# [Problem details]
List all the lines in these records that hold "Λάζαρος".

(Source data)
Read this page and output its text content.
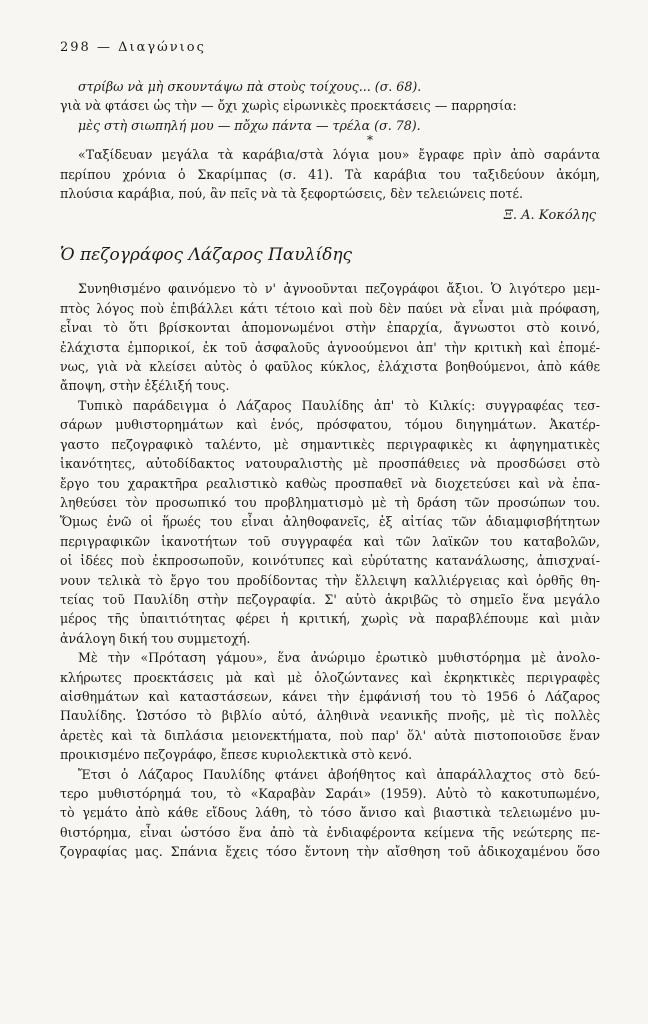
298 — Διαγώνιος
στρίβω νὰ μὴ σκουντάψω πὰ στοὺς τοίχους... (σ. 68).
γιὰ νὰ φτάσει ὡς τὴν — ὄχι χωρὶς εἰρωνικὲς προεκτάσεις — παρρησία:
μὲς στὴ σιωπηλή μου — πὄχω πάντα — τρέλα (σ. 78).
*
«Ταξίδευαν μεγάλα τὰ καράβια/στὰ λόγια μου» ἔγραφε πρὶν ἀπὸ σαράντα
περίπου χρόνια ὁ Σκαρίμπας (σ. 41). Τὰ καράβια του ταξιδεύουν ἀκόμη,
πλούσια καράβια, πού, ἂν πεῖς νὰ τὰ ξεφορτώσεις, δὲν τελειώνεις ποτέ.
Ξ. Α. Κοκόλης
Ὁ πεζογράφος Λάζαρος Παυλίδης
Συνηθισμένο φαινόμενο τὸ ν' ἀγνοοῦνται πεζογράφοι ἄξιοι. Ὁ λιγότερο μεμ-
πτὸς λόγος ποὺ ἐπιβάλλει κάτι τέτοιο καὶ ποὺ δὲν παύει νὰ εἶναι μιὰ πρόφαση,
εἶναι τὸ ὅτι βρίσκονται ἀπομονωμένοι στὴν ἐπαρχία, ἄγνωστοι στὸ κοινό,
ἐλάχιστα ἐμπορικοί, ἐκ τοῦ ἀσφαλοῦς ἀγνοούμενοι ἀπ' τὴν κριτικὴ καὶ ἑπομέ-
νως, γιὰ νὰ κλείσει αὐτὸς ὁ φαῦλος κύκλος, ἐλάχιστα βοηθούμενοι, ἀπὸ κάθε
ἄποψη, στὴν ἐξέλιξή τους.
Τυπικὸ παράδειγμα ὁ Λάζαρος Παυλίδης ἀπ' τὸ Κιλκίς: συγγραφέας τεσ-
σάρων μυθιστορημάτων καὶ ἑνός, πρόσφατου, τόμου διηγημάτων. Ἀκατέρ-
γαστο πεζογραφικὸ ταλέντο, μὲ σημαντικὲς περιγραφικὲς κι ἀφηγηματικὲς
ἱκανότητες, αὐτοδίδακτος νατουραλιστὴς μὲ προσπάθειες νὰ προσδώσει στὸ
ἔργο του χαρακτῆρα ρεαλιστικὸ καθὼς προσπαθεῖ νὰ διοχετεύσει καὶ νὰ ἐπα-
ληθεύσει τὸν προσωπικό του προβληματισμὸ μὲ τὴ δράση τῶν προσώπων του.
Ὅμως ἐνῶ οἱ ἥρωές του εἶναι ἀληθοφανεῖς, ἐξ αἰτίας τῶν ἀδιαμφισβήτητων
περιγραφικῶν ἱκανοτήτων τοῦ συγγραφέα καὶ τῶν λαϊκῶν του καταβολῶν,
οἱ ἰδέες ποὺ ἐκπροσωποῦν, κοινότυπες καὶ εὐρύτατης κατανάλωσης, ἀπισχναί-
νουν τελικὰ τὸ ἔργο του προδίδοντας τὴν ἔλλειψη καλλιέργειας καὶ ὀρθῆς θη-
τείας τοῦ Παυλίδη στὴν πεζογραφία. Σ' αὐτὸ ἀκριβῶς τὸ σημεῖο ἕνα μεγάλο
μέρος τῆς ὑπαιτιότητας φέρει ἡ κριτική, χωρὶς νὰ παραβλέπουμε καὶ μιὰν
ἀνάλογη δική του συμμετοχή.
Μὲ τὴν «Πρόταση γάμου», ἕνα ἀνώριμο ἐρωτικὸ μυθιστόρημα μὲ ἀνολο-
κλήρωτες προεκτάσεις μὰ καὶ μὲ ὁλοζώντανες καὶ ἐκρηκτικὲς περιγραφὲς
αἰσθημάτων καὶ καταστάσεων, κάνει τὴν ἐμφάνισή του τὸ 1956 ὁ Λάζαρος
Παυλίδης. Ὡστόσο τὸ βιβλίο αὐτό, ἀληθινὰ νεανικῆς πνοῆς, μὲ τὶς πολλὲς
ἀρετὲς καὶ τὰ διπλάσια μειονεκτήματα, ποὺ παρ' ὅλ' αὐτὰ πιστοποιοῦσε ἕναν
προικισμένο πεζογράφο, ἔπεσε κυριολεκτικὰ στὸ κενό.
Ἔτσι ὁ Λάζαρος Παυλίδης φτάνει ἀβοήθητος καὶ ἀπαράλλαχτος στὸ δεύ-
τερο μυθιστόρημά του, τὸ «Καραβὰν Σαράι» (1959). Αὐτὸ τὸ κακοτυπωμένο,
τὸ γεμάτο ἀπὸ κάθε εἴδους λάθη, τὸ τόσο ἄνισο καὶ βιαστικὰ τελειωμένο μυ-
θιστόρημα, εἶναι ὡστόσο ἕνα ἀπὸ τὰ ἐνδιαφέροντα κείμενα τῆς νεώτερης πε-
ζογραφίας μας. Σπάνια ἔχεις τόσο ἔντονη τὴν αἴσθηση τοῦ ἀδικοχαμένου ὅσο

# [Reply to the task]
Ὁ πεζογράφος Λάζαρος Παυλίδης
Τυπικὸ παράδειγμα ὁ Λάζαρος Παυλίδης ἀπ' τὸ Κιλκίς: συγγραφέας τεσ-
αἰσθημάτων καὶ καταστάσεων, κάνει τὴν ἐμφάνισή του τὸ 1956 ὁ Λάζαρος
Ἔτσι ὁ Λάζαρος Παυλίδης φτάνει ἀβοήθητος καὶ ἀπαράλλαχτος στὸ δεύ-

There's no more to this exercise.